INSTRUCTIONS TO FOLLOW ->
Answer with one number: how many lines have "Dashboard".

SOURCE DATA ->
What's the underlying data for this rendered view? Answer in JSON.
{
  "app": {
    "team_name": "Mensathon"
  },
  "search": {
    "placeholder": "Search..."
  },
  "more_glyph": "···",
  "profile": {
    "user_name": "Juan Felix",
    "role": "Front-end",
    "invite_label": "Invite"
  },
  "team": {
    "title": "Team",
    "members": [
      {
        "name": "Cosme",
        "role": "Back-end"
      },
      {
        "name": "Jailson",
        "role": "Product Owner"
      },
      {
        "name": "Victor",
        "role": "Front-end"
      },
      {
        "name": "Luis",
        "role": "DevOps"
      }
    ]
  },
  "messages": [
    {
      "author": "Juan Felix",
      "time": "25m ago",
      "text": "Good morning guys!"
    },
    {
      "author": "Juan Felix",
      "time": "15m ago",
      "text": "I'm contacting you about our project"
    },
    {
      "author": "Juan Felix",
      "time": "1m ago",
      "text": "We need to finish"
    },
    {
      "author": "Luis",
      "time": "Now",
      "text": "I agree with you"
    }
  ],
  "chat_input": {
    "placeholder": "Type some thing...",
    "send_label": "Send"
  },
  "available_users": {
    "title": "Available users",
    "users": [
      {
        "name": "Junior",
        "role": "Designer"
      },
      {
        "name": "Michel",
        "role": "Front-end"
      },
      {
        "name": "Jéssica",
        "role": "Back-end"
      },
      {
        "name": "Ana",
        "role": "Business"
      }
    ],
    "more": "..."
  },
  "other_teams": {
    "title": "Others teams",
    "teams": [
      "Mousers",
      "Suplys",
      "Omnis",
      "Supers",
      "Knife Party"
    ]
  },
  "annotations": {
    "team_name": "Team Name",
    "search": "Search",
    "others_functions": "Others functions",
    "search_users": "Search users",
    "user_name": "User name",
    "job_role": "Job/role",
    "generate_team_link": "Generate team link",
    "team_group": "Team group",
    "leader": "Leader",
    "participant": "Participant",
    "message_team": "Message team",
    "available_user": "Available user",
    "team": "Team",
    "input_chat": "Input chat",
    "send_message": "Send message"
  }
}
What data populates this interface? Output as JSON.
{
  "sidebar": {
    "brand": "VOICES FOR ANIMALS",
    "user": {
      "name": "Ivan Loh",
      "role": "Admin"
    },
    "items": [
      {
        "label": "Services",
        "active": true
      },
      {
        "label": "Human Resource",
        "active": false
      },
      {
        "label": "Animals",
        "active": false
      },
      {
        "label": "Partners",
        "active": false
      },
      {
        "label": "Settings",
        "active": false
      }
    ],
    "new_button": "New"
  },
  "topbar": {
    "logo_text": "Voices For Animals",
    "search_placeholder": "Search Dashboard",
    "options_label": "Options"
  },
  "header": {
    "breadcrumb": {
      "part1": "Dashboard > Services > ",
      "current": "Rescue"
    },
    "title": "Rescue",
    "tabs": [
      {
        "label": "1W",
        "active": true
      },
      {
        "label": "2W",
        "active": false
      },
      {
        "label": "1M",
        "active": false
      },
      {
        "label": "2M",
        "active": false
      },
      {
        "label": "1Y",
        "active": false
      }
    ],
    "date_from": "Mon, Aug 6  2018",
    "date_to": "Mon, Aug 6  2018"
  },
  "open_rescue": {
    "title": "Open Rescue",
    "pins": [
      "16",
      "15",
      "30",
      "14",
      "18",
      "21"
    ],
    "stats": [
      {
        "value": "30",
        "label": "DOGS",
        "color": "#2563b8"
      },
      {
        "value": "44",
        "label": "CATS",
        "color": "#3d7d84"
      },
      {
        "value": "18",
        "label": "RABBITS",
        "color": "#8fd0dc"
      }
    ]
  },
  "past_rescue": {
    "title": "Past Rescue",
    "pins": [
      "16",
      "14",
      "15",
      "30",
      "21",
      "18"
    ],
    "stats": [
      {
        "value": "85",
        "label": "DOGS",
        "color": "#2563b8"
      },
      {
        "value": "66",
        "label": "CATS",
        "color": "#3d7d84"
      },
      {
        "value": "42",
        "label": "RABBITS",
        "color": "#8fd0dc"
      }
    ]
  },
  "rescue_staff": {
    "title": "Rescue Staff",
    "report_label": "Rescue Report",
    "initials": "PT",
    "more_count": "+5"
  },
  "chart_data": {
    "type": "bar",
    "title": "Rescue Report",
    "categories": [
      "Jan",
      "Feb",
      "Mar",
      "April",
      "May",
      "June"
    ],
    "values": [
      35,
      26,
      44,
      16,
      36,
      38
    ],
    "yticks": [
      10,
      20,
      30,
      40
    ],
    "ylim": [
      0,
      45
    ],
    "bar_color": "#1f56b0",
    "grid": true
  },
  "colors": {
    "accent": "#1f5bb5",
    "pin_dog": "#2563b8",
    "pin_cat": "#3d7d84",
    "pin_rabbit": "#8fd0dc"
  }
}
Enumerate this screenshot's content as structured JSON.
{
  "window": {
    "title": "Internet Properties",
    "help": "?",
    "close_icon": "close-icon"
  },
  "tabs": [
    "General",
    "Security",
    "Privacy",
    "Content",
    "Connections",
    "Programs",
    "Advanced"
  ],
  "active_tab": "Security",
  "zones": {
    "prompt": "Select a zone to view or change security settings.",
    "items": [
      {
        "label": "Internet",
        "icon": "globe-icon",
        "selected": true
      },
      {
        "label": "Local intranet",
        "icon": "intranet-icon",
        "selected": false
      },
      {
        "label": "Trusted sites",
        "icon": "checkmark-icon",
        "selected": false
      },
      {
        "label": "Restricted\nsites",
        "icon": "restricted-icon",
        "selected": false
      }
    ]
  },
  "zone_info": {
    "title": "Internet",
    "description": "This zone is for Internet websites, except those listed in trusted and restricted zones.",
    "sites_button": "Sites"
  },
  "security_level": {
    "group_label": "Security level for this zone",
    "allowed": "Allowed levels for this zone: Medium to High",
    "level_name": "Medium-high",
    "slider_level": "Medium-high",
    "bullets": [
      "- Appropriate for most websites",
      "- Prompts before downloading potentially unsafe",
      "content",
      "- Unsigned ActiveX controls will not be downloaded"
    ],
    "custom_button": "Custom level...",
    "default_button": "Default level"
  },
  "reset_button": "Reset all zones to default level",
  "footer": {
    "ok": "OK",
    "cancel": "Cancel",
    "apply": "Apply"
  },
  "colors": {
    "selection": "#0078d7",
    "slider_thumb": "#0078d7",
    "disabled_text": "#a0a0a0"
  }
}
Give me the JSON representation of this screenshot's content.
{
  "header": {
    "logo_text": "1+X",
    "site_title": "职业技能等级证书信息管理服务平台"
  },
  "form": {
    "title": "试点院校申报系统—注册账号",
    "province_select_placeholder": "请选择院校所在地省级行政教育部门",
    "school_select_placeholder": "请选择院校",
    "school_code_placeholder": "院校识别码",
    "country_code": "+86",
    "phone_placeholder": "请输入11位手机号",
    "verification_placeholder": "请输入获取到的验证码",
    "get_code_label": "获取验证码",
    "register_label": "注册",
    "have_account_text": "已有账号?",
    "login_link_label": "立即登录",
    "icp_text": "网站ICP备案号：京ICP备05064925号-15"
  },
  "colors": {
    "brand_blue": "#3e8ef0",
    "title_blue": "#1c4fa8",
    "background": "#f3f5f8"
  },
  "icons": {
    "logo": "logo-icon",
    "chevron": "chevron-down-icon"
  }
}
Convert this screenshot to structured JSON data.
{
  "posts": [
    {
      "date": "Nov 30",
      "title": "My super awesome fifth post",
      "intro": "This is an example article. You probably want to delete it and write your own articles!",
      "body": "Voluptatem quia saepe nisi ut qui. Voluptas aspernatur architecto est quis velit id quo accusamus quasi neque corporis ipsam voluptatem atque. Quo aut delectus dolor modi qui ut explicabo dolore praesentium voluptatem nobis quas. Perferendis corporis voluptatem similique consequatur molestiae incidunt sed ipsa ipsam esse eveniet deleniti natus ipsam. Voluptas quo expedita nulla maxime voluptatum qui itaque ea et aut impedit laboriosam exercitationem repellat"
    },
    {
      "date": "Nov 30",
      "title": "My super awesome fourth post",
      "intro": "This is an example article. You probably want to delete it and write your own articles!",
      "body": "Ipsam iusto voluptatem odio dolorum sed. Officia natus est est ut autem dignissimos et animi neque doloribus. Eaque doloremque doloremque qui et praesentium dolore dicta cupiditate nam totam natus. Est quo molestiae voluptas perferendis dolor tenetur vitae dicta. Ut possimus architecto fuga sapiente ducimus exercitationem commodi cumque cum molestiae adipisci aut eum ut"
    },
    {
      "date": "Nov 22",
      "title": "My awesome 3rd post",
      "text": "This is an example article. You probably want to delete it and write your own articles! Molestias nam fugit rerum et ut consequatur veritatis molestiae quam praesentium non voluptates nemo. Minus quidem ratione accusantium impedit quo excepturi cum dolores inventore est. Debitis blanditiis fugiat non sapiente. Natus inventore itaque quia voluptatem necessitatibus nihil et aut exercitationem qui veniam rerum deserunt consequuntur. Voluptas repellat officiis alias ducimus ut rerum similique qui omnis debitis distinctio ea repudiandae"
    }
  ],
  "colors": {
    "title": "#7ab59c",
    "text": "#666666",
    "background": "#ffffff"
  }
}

RESULT ->
2